Data entries:
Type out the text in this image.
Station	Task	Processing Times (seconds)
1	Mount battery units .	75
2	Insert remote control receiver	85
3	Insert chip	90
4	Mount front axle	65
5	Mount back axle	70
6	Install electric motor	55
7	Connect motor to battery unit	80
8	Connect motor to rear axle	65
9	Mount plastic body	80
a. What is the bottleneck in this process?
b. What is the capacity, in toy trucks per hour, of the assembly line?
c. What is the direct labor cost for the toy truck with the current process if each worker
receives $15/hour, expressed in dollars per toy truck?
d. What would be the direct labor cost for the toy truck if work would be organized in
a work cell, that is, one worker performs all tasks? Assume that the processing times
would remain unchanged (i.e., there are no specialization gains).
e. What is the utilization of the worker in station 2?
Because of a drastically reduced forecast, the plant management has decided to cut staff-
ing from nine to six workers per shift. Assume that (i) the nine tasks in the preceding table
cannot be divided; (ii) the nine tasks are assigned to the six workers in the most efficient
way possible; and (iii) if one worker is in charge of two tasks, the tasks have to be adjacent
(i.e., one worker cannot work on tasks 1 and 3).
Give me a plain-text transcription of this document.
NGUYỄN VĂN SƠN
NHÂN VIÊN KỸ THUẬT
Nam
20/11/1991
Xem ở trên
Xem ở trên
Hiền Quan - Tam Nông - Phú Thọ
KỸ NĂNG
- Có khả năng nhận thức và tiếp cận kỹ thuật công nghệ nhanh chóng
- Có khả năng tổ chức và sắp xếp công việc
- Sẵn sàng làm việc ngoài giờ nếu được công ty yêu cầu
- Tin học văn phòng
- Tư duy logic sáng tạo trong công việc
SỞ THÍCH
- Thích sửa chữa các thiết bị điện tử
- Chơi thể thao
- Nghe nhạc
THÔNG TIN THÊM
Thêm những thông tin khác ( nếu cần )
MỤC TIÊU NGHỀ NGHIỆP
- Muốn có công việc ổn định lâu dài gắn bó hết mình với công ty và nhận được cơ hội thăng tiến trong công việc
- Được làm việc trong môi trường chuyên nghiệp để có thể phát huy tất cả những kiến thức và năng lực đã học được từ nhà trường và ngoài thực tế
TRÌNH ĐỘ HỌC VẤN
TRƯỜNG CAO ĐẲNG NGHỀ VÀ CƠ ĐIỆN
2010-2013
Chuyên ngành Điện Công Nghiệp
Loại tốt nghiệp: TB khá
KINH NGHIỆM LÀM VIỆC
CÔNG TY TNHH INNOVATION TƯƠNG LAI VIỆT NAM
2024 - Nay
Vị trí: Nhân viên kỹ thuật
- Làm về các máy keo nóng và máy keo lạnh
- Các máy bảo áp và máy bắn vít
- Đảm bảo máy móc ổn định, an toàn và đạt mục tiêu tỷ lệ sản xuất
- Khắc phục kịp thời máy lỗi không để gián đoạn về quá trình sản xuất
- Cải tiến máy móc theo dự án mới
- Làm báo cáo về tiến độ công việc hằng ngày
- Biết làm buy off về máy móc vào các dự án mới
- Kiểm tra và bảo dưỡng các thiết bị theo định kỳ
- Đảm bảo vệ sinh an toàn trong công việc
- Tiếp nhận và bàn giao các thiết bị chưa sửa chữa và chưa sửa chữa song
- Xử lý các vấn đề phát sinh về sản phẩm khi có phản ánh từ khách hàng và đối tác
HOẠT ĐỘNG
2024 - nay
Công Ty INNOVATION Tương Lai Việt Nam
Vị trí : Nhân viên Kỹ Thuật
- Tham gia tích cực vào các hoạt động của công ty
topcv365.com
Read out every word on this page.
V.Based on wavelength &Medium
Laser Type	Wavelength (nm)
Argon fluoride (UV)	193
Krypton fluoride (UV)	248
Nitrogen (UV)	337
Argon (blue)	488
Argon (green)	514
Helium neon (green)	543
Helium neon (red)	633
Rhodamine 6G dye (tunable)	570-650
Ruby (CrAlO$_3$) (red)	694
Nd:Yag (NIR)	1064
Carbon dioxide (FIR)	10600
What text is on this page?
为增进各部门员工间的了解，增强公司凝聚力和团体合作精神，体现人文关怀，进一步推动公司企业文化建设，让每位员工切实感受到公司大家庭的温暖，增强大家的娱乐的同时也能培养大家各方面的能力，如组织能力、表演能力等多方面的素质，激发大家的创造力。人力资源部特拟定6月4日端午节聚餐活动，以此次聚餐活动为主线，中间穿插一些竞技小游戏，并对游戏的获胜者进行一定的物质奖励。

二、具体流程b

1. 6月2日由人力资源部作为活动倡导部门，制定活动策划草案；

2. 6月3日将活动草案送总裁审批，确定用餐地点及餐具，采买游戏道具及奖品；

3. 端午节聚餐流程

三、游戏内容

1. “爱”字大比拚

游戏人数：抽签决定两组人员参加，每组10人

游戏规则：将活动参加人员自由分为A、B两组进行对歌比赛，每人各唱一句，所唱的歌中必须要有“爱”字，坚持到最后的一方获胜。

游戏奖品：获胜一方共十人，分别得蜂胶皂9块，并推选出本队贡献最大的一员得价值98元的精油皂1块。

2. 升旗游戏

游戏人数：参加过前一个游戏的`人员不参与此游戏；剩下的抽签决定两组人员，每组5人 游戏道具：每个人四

**EXERCISE GOAL**:
Transcribe only the trailing portion of the entries above: the line that contains "Read out every word on this page." and each line after it.

**SOLVED PROBLEM**:
Read out every word on this page.
V.Based on wavelength &Medium
Laser Type	Wavelength (nm)
Argon fluoride (UV)	193
Krypton fluoride (UV)	248
Nitrogen (UV)	337
Argon (blue)	488
Argon (green)	514
Helium neon (green)	543
Helium neon (red)	633
Rhodamine 6G dye (tunable)	570-650
Ruby (CrAlO$_3$) (red)	694
Nd:Yag (NIR)	1064
Carbon dioxide (FIR)	10600
What text is on this page?
为增进各部门员工间的了解，增强公司凝聚力和团体合作精神，体现人文关怀，进一步推动公司企业文化建设，让每位员工切实感受到公司大家庭的温暖，增强大家的娱乐的同时也能培养大家各方面的能力，如组织能力、表演能力等多方面的素质，激发大家的创造力。人力资源部特拟定6月4日端午节聚餐活动，以此次聚餐活动为主线，中间穿插一些竞技小游戏，并对游戏的获胜者进行一定的物质奖励。

二、具体流程b

1. 6月2日由人力资源部作为活动倡导部门，制定活动策划草案；

2. 6月3日将活动草案送总裁审批，确定用餐地点及餐具，采买游戏道具及奖品；

3. 端午节聚餐流程

三、游戏内容

1. “爱”字大比拚

游戏人数：抽签决定两组人员参加，每组10人

游戏规则：将活动参加人员自由分为A、B两组进行对歌比赛，每人各唱一句，所唱的歌中必须要有“爱”字，坚持到最后的一方获胜。

游戏奖品：获胜一方共十人，分别得蜂胶皂9块，并推选出本队贡献最大的一员得价值98元的精油皂1块。

2. 升旗游戏

游戏人数：参加过前一个游戏的`人员不参与此游戏；剩下的抽签决定两组人员，每组5人 游戏道具：每个人四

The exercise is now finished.